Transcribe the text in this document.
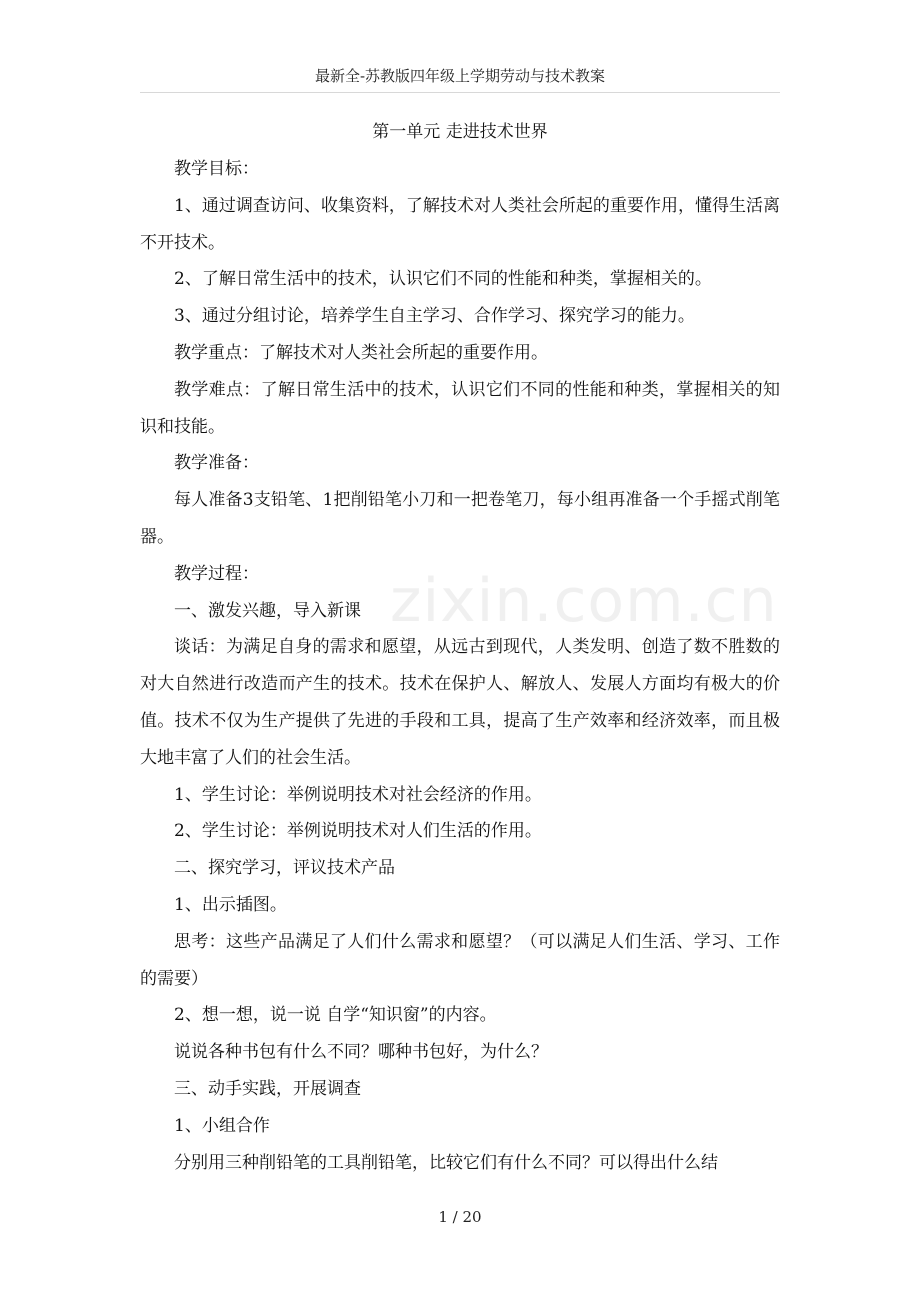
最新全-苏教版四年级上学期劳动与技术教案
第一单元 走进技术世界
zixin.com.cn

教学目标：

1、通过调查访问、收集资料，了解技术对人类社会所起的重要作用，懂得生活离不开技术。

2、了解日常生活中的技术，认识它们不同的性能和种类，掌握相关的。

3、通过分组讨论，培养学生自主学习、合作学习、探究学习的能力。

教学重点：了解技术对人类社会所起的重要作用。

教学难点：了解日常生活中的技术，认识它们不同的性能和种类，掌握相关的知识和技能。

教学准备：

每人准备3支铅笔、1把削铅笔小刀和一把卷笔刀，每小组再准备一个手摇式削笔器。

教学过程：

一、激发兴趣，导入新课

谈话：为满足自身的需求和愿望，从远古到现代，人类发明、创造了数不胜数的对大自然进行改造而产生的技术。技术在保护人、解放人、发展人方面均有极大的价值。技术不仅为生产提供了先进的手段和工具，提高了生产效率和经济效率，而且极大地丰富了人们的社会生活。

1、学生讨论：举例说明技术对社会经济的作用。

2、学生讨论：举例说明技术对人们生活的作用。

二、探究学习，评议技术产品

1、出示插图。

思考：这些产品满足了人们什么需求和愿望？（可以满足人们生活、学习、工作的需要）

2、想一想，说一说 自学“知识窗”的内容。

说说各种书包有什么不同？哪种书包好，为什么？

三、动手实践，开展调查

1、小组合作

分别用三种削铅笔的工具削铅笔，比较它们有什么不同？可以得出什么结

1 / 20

----

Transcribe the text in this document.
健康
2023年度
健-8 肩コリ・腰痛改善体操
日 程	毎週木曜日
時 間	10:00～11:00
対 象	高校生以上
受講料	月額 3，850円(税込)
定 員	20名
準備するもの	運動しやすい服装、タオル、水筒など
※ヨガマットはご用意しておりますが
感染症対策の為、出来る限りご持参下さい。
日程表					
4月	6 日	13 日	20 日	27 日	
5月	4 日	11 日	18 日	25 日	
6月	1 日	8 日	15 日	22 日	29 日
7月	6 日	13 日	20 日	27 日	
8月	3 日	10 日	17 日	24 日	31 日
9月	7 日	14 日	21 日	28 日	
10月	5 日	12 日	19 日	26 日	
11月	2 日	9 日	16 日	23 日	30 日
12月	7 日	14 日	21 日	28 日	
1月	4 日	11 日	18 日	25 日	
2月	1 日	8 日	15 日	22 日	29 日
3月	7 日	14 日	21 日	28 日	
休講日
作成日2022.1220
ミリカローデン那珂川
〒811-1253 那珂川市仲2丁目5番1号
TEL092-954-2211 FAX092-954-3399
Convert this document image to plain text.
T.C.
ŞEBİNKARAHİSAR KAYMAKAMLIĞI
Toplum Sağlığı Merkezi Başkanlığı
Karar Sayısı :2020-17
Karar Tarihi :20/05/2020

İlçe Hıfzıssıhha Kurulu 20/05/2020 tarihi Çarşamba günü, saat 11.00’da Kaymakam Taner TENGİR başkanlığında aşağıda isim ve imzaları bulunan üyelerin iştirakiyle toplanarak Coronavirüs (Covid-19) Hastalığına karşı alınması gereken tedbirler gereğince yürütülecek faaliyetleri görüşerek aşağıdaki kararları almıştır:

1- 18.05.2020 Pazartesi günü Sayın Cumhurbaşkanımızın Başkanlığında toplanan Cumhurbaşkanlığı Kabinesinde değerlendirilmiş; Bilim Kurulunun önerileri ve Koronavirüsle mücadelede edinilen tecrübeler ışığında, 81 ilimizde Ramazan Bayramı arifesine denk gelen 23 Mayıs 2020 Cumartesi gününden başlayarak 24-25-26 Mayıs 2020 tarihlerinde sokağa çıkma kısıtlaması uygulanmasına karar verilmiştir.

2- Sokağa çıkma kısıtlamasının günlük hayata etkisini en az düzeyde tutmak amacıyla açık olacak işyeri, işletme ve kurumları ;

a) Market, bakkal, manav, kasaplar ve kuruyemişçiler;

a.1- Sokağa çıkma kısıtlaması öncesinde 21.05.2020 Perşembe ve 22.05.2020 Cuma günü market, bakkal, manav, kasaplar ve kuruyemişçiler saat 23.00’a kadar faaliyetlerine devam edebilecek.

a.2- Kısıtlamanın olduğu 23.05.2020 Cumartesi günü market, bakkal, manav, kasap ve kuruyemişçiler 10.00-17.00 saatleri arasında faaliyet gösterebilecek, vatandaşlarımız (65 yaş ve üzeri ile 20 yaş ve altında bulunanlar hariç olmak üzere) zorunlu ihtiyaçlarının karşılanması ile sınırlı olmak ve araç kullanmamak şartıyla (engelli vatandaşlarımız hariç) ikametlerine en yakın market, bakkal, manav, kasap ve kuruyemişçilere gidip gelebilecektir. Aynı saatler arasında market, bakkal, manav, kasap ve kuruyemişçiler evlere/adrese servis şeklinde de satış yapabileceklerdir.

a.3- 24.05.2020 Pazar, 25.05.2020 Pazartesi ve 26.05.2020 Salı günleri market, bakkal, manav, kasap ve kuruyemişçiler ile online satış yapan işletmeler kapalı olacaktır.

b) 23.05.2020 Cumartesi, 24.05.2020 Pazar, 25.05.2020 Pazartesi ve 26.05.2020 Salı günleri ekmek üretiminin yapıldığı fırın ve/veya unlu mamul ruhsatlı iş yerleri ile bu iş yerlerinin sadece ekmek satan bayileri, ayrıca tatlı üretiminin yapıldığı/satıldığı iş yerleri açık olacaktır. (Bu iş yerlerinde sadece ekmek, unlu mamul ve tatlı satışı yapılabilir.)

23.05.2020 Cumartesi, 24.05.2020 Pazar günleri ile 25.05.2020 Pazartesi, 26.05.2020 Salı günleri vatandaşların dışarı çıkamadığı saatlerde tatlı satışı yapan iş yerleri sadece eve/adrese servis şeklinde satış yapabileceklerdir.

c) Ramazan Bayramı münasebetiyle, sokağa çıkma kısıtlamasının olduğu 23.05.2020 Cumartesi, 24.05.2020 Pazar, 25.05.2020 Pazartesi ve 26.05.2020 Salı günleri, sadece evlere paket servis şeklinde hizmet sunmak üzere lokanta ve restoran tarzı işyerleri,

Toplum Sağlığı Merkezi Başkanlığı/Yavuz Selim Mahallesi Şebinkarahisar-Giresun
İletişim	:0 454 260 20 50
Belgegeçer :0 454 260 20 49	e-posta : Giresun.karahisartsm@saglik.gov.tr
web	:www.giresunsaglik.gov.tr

----

- Written task -
Among the lines of the material, find those that hold the word "açık" and copy them.

- Final result -
2- Sokağa çıkma kısıtlamasının günlük hayata etkisini en az düzeyde tutmak amacıyla açık olacak işyeri, işletme ve kurumları ;
b) 23.05.2020 Cumartesi, 24.05.2020 Pazar, 25.05.2020 Pazartesi ve 26.05.2020 Salı günleri ekmek üretiminin yapıldığı fırın ve/veya unlu mamul ruhsatlı iş yerleri ile bu iş yerlerinin sadece ekmek satan bayileri, ayrıca tatlı üretiminin yapıldığı/satıldığı iş yerleri açık olacaktır. (Bu iş yerlerinde sadece ekmek, unlu mamul ve tatlı satışı yapılabilir.)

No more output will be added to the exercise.